Task prompt = Where does the string "scatter" appear in the records? Copy every line that contains it.

[Dataset listings of figures]
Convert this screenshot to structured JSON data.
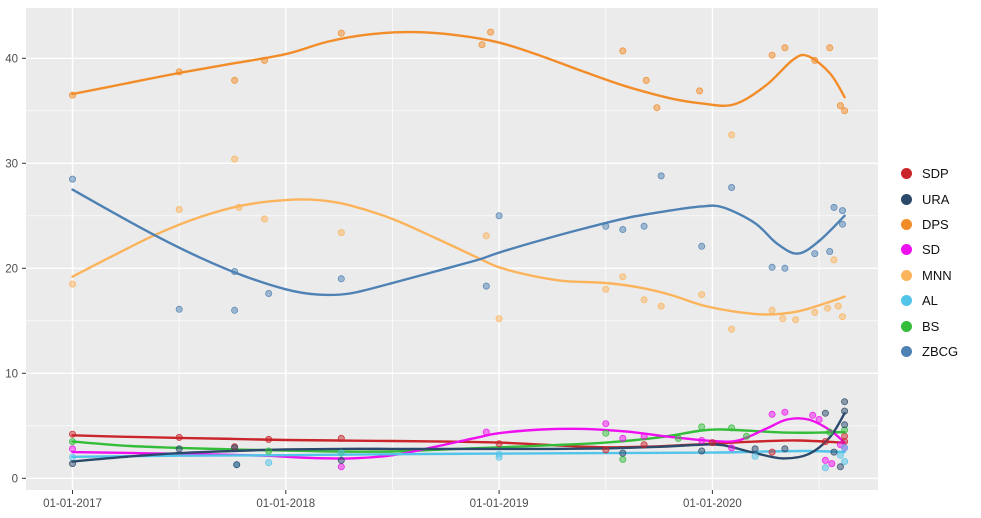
{
  "figure": {
    "background": "#ffffff",
    "panel_background": "#ebebeb",
    "grid_color": "#ffffff",
    "axis_text_color": "#4d4d4d",
    "tick_mark_color": "#333333"
  },
  "legend": {
    "position": "right",
    "items": [
      {
        "label": "SDP",
        "color": "#c9252b"
      },
      {
        "label": "URA",
        "color": "#2b4a6b"
      },
      {
        "label": "DPS",
        "color": "#f28c28"
      },
      {
        "label": "SD",
        "color": "#ef0fef"
      },
      {
        "label": "MNN",
        "color": "#fbb45c"
      },
      {
        "label": "AL",
        "color": "#52c3e9"
      },
      {
        "label": "BS",
        "color": "#33bd39"
      },
      {
        "label": "ZBCG",
        "color": "#4e81b4"
      }
    ]
  },
  "chart_data": {
    "type": "scatter",
    "subtype": "scatter-with-loess-smooth",
    "title": "",
    "xlabel": "",
    "ylabel": "",
    "x_tick_labels": [
      "01-01-2017",
      "01-01-2018",
      "01-01-2019",
      "01-01-2020"
    ],
    "x_tick_years": [
      2017,
      2018,
      2019,
      2020
    ],
    "x_minor_years": [
      2017.5,
      2018.5,
      2019.5,
      2020.5
    ],
    "y_ticks": [
      0,
      10,
      20,
      30,
      40
    ],
    "y_minor_ticks": [
      5,
      15,
      25,
      35
    ],
    "xlim": [
      2016.78,
      2020.78
    ],
    "ylim": [
      -0.9,
      44.6
    ],
    "grid": true,
    "legend_position": "right",
    "draw_order": [
      "DPS",
      "MNN",
      "ZBCG",
      "SDP",
      "BS",
      "SD",
      "AL",
      "URA"
    ],
    "series": [
      {
        "name": "SDP",
        "color": "#c9252b",
        "line": [
          [
            2017.0,
            4.1
          ],
          [
            2017.25,
            3.95
          ],
          [
            2017.5,
            3.85
          ],
          [
            2017.75,
            3.75
          ],
          [
            2018.0,
            3.65
          ],
          [
            2018.25,
            3.6
          ],
          [
            2018.5,
            3.55
          ],
          [
            2018.75,
            3.5
          ],
          [
            2019.0,
            3.4
          ],
          [
            2019.25,
            3.15
          ],
          [
            2019.5,
            2.95
          ],
          [
            2019.75,
            3.05
          ],
          [
            2020.0,
            3.3
          ],
          [
            2020.2,
            3.5
          ],
          [
            2020.4,
            3.6
          ],
          [
            2020.62,
            3.4
          ]
        ],
        "points": [
          [
            2017.0,
            4.2
          ],
          [
            2017.5,
            3.9
          ],
          [
            2017.76,
            3.0
          ],
          [
            2017.92,
            3.7
          ],
          [
            2018.26,
            3.8
          ],
          [
            2019.0,
            3.3
          ],
          [
            2019.5,
            2.7
          ],
          [
            2019.68,
            3.2
          ],
          [
            2020.0,
            3.4
          ],
          [
            2020.28,
            2.5
          ],
          [
            2020.53,
            3.5
          ],
          [
            2020.62,
            4.0
          ],
          [
            2020.62,
            3.5
          ]
        ]
      },
      {
        "name": "URA",
        "color": "#2b4a6b",
        "line": [
          [
            2017.0,
            1.6
          ],
          [
            2017.25,
            2.05
          ],
          [
            2017.5,
            2.4
          ],
          [
            2017.75,
            2.6
          ],
          [
            2018.0,
            2.75
          ],
          [
            2018.25,
            2.8
          ],
          [
            2018.5,
            2.8
          ],
          [
            2018.75,
            2.8
          ],
          [
            2019.0,
            2.8
          ],
          [
            2019.25,
            2.8
          ],
          [
            2019.5,
            2.85
          ],
          [
            2019.75,
            3.0
          ],
          [
            2019.95,
            3.2
          ],
          [
            2020.05,
            3.15
          ],
          [
            2020.2,
            2.4
          ],
          [
            2020.33,
            1.9
          ],
          [
            2020.45,
            2.3
          ],
          [
            2020.55,
            3.9
          ],
          [
            2020.62,
            6.2
          ]
        ],
        "points": [
          [
            2017.0,
            1.4
          ],
          [
            2017.5,
            2.8
          ],
          [
            2017.76,
            2.9
          ],
          [
            2017.77,
            1.3
          ],
          [
            2018.26,
            1.7
          ],
          [
            2019.58,
            2.4
          ],
          [
            2019.95,
            2.6
          ],
          [
            2020.2,
            2.8
          ],
          [
            2020.34,
            2.8
          ],
          [
            2020.53,
            6.2
          ],
          [
            2020.57,
            2.5
          ],
          [
            2020.6,
            1.1
          ],
          [
            2020.62,
            7.3
          ],
          [
            2020.62,
            6.4
          ],
          [
            2020.62,
            5.1
          ]
        ]
      },
      {
        "name": "DPS",
        "color": "#f28c28",
        "line": [
          [
            2017.0,
            36.6
          ],
          [
            2017.25,
            37.6
          ],
          [
            2017.5,
            38.6
          ],
          [
            2017.75,
            39.5
          ],
          [
            2018.0,
            40.4
          ],
          [
            2018.2,
            41.6
          ],
          [
            2018.4,
            42.3
          ],
          [
            2018.6,
            42.5
          ],
          [
            2018.8,
            42.2
          ],
          [
            2019.0,
            41.5
          ],
          [
            2019.2,
            40.2
          ],
          [
            2019.4,
            38.7
          ],
          [
            2019.6,
            37.3
          ],
          [
            2019.8,
            36.2
          ],
          [
            2019.95,
            35.7
          ],
          [
            2020.1,
            35.6
          ],
          [
            2020.25,
            37.4
          ],
          [
            2020.38,
            39.9
          ],
          [
            2020.45,
            40.2
          ],
          [
            2020.55,
            38.6
          ],
          [
            2020.62,
            36.3
          ]
        ],
        "points": [
          [
            2017.0,
            36.5
          ],
          [
            2017.5,
            38.7
          ],
          [
            2017.76,
            37.9
          ],
          [
            2017.9,
            39.8
          ],
          [
            2018.26,
            42.4
          ],
          [
            2018.92,
            41.3
          ],
          [
            2018.96,
            42.5
          ],
          [
            2019.58,
            40.7
          ],
          [
            2019.69,
            37.9
          ],
          [
            2019.74,
            35.3
          ],
          [
            2019.94,
            36.9
          ],
          [
            2020.28,
            40.3
          ],
          [
            2020.34,
            41.0
          ],
          [
            2020.48,
            39.8
          ],
          [
            2020.55,
            41.0
          ],
          [
            2020.6,
            35.5
          ],
          [
            2020.62,
            35.0
          ]
        ]
      },
      {
        "name": "SD",
        "color": "#ef0fef",
        "line": [
          [
            2017.0,
            2.5
          ],
          [
            2017.3,
            2.4
          ],
          [
            2017.6,
            2.3
          ],
          [
            2017.9,
            2.15
          ],
          [
            2018.1,
            1.95
          ],
          [
            2018.3,
            1.9
          ],
          [
            2018.5,
            2.2
          ],
          [
            2018.7,
            3.0
          ],
          [
            2018.9,
            3.9
          ],
          [
            2019.0,
            4.3
          ],
          [
            2019.2,
            4.65
          ],
          [
            2019.4,
            4.7
          ],
          [
            2019.6,
            4.45
          ],
          [
            2019.8,
            3.95
          ],
          [
            2020.0,
            3.55
          ],
          [
            2020.12,
            3.6
          ],
          [
            2020.25,
            4.7
          ],
          [
            2020.35,
            5.6
          ],
          [
            2020.45,
            5.6
          ],
          [
            2020.55,
            4.6
          ],
          [
            2020.62,
            3.4
          ]
        ],
        "points": [
          [
            2017.0,
            2.8
          ],
          [
            2018.26,
            1.1
          ],
          [
            2018.94,
            4.4
          ],
          [
            2019.5,
            5.2
          ],
          [
            2019.58,
            3.8
          ],
          [
            2019.68,
            4.0
          ],
          [
            2019.95,
            3.6
          ],
          [
            2020.09,
            2.9
          ],
          [
            2020.28,
            6.1
          ],
          [
            2020.34,
            6.3
          ],
          [
            2020.47,
            6.0
          ],
          [
            2020.5,
            5.6
          ],
          [
            2020.53,
            1.7
          ],
          [
            2020.56,
            1.4
          ],
          [
            2020.6,
            3.2
          ],
          [
            2020.62,
            2.9
          ]
        ]
      },
      {
        "name": "MNN",
        "color": "#fbb45c",
        "line": [
          [
            2017.0,
            19.2
          ],
          [
            2017.2,
            21.3
          ],
          [
            2017.4,
            23.3
          ],
          [
            2017.6,
            24.9
          ],
          [
            2017.8,
            26.0
          ],
          [
            2018.0,
            26.5
          ],
          [
            2018.15,
            26.5
          ],
          [
            2018.3,
            26.0
          ],
          [
            2018.5,
            24.7
          ],
          [
            2018.7,
            22.9
          ],
          [
            2018.9,
            21.0
          ],
          [
            2019.0,
            20.1
          ],
          [
            2019.15,
            19.3
          ],
          [
            2019.3,
            18.8
          ],
          [
            2019.5,
            18.6
          ],
          [
            2019.65,
            18.2
          ],
          [
            2019.8,
            17.5
          ],
          [
            2019.95,
            16.5
          ],
          [
            2020.1,
            15.9
          ],
          [
            2020.25,
            15.6
          ],
          [
            2020.4,
            15.9
          ],
          [
            2020.55,
            16.8
          ],
          [
            2020.62,
            17.3
          ]
        ],
        "points": [
          [
            2017.0,
            18.5
          ],
          [
            2017.5,
            25.6
          ],
          [
            2017.76,
            30.4
          ],
          [
            2017.78,
            25.8
          ],
          [
            2017.9,
            24.7
          ],
          [
            2018.26,
            23.4
          ],
          [
            2018.94,
            23.1
          ],
          [
            2019.0,
            15.2
          ],
          [
            2019.5,
            18.0
          ],
          [
            2019.58,
            19.2
          ],
          [
            2019.68,
            17.0
          ],
          [
            2019.76,
            16.4
          ],
          [
            2019.95,
            17.5
          ],
          [
            2020.09,
            32.7
          ],
          [
            2020.09,
            14.2
          ],
          [
            2020.28,
            16.0
          ],
          [
            2020.33,
            15.2
          ],
          [
            2020.39,
            15.1
          ],
          [
            2020.48,
            15.8
          ],
          [
            2020.54,
            16.2
          ],
          [
            2020.57,
            20.8
          ],
          [
            2020.59,
            16.4
          ],
          [
            2020.61,
            15.4
          ]
        ]
      },
      {
        "name": "AL",
        "color": "#52c3e9",
        "line": [
          [
            2017.0,
            2.05
          ],
          [
            2017.5,
            2.15
          ],
          [
            2018.0,
            2.2
          ],
          [
            2018.5,
            2.3
          ],
          [
            2019.0,
            2.35
          ],
          [
            2019.5,
            2.4
          ],
          [
            2020.0,
            2.45
          ],
          [
            2020.25,
            2.55
          ],
          [
            2020.45,
            2.6
          ],
          [
            2020.62,
            2.5
          ]
        ],
        "points": [
          [
            2017.0,
            2.0
          ],
          [
            2017.77,
            1.3
          ],
          [
            2017.92,
            1.5
          ],
          [
            2018.26,
            2.4
          ],
          [
            2019.0,
            2.3
          ],
          [
            2019.0,
            2.0
          ],
          [
            2020.2,
            2.1
          ],
          [
            2020.53,
            1.0
          ],
          [
            2020.6,
            2.2
          ],
          [
            2020.62,
            2.9
          ],
          [
            2020.62,
            1.6
          ]
        ]
      },
      {
        "name": "BS",
        "color": "#33bd39",
        "line": [
          [
            2017.0,
            3.5
          ],
          [
            2017.25,
            3.1
          ],
          [
            2017.5,
            2.9
          ],
          [
            2017.75,
            2.75
          ],
          [
            2018.0,
            2.65
          ],
          [
            2018.25,
            2.55
          ],
          [
            2018.5,
            2.55
          ],
          [
            2018.75,
            2.75
          ],
          [
            2019.0,
            2.95
          ],
          [
            2019.25,
            3.15
          ],
          [
            2019.5,
            3.4
          ],
          [
            2019.75,
            3.9
          ],
          [
            2019.95,
            4.55
          ],
          [
            2020.05,
            4.65
          ],
          [
            2020.2,
            4.5
          ],
          [
            2020.35,
            4.35
          ],
          [
            2020.5,
            4.35
          ],
          [
            2020.62,
            4.4
          ]
        ],
        "points": [
          [
            2017.0,
            3.5
          ],
          [
            2017.92,
            2.6
          ],
          [
            2018.26,
            2.4
          ],
          [
            2019.5,
            4.3
          ],
          [
            2019.58,
            1.8
          ],
          [
            2019.84,
            3.8
          ],
          [
            2019.95,
            4.9
          ],
          [
            2020.09,
            4.8
          ],
          [
            2020.16,
            4.0
          ],
          [
            2020.55,
            4.4
          ],
          [
            2020.62,
            4.6
          ]
        ]
      },
      {
        "name": "ZBCG",
        "color": "#4e81b4",
        "line": [
          [
            2017.0,
            27.5
          ],
          [
            2017.2,
            25.2
          ],
          [
            2017.4,
            23.0
          ],
          [
            2017.6,
            21.0
          ],
          [
            2017.8,
            19.3
          ],
          [
            2018.0,
            18.0
          ],
          [
            2018.15,
            17.5
          ],
          [
            2018.3,
            17.6
          ],
          [
            2018.5,
            18.6
          ],
          [
            2018.7,
            19.7
          ],
          [
            2018.9,
            20.8
          ],
          [
            2019.0,
            21.5
          ],
          [
            2019.2,
            22.7
          ],
          [
            2019.4,
            23.8
          ],
          [
            2019.6,
            24.8
          ],
          [
            2019.8,
            25.5
          ],
          [
            2019.95,
            25.9
          ],
          [
            2020.05,
            25.8
          ],
          [
            2020.2,
            24.3
          ],
          [
            2020.3,
            22.4
          ],
          [
            2020.4,
            21.4
          ],
          [
            2020.5,
            22.6
          ],
          [
            2020.62,
            25.0
          ]
        ],
        "points": [
          [
            2017.0,
            28.5
          ],
          [
            2017.5,
            16.1
          ],
          [
            2017.76,
            19.7
          ],
          [
            2017.76,
            16.0
          ],
          [
            2017.92,
            17.6
          ],
          [
            2018.26,
            19.0
          ],
          [
            2018.94,
            18.3
          ],
          [
            2019.0,
            25.0
          ],
          [
            2019.5,
            24.0
          ],
          [
            2019.58,
            23.7
          ],
          [
            2019.68,
            24.0
          ],
          [
            2019.76,
            28.8
          ],
          [
            2019.95,
            22.1
          ],
          [
            2020.09,
            27.7
          ],
          [
            2020.28,
            20.1
          ],
          [
            2020.34,
            20.0
          ],
          [
            2020.48,
            21.4
          ],
          [
            2020.55,
            21.6
          ],
          [
            2020.57,
            25.8
          ],
          [
            2020.61,
            25.5
          ],
          [
            2020.61,
            24.2
          ]
        ]
      }
    ]
  }
}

The output =
    "type": "scatter",
    "subtype": "scatter-with-loess-smooth",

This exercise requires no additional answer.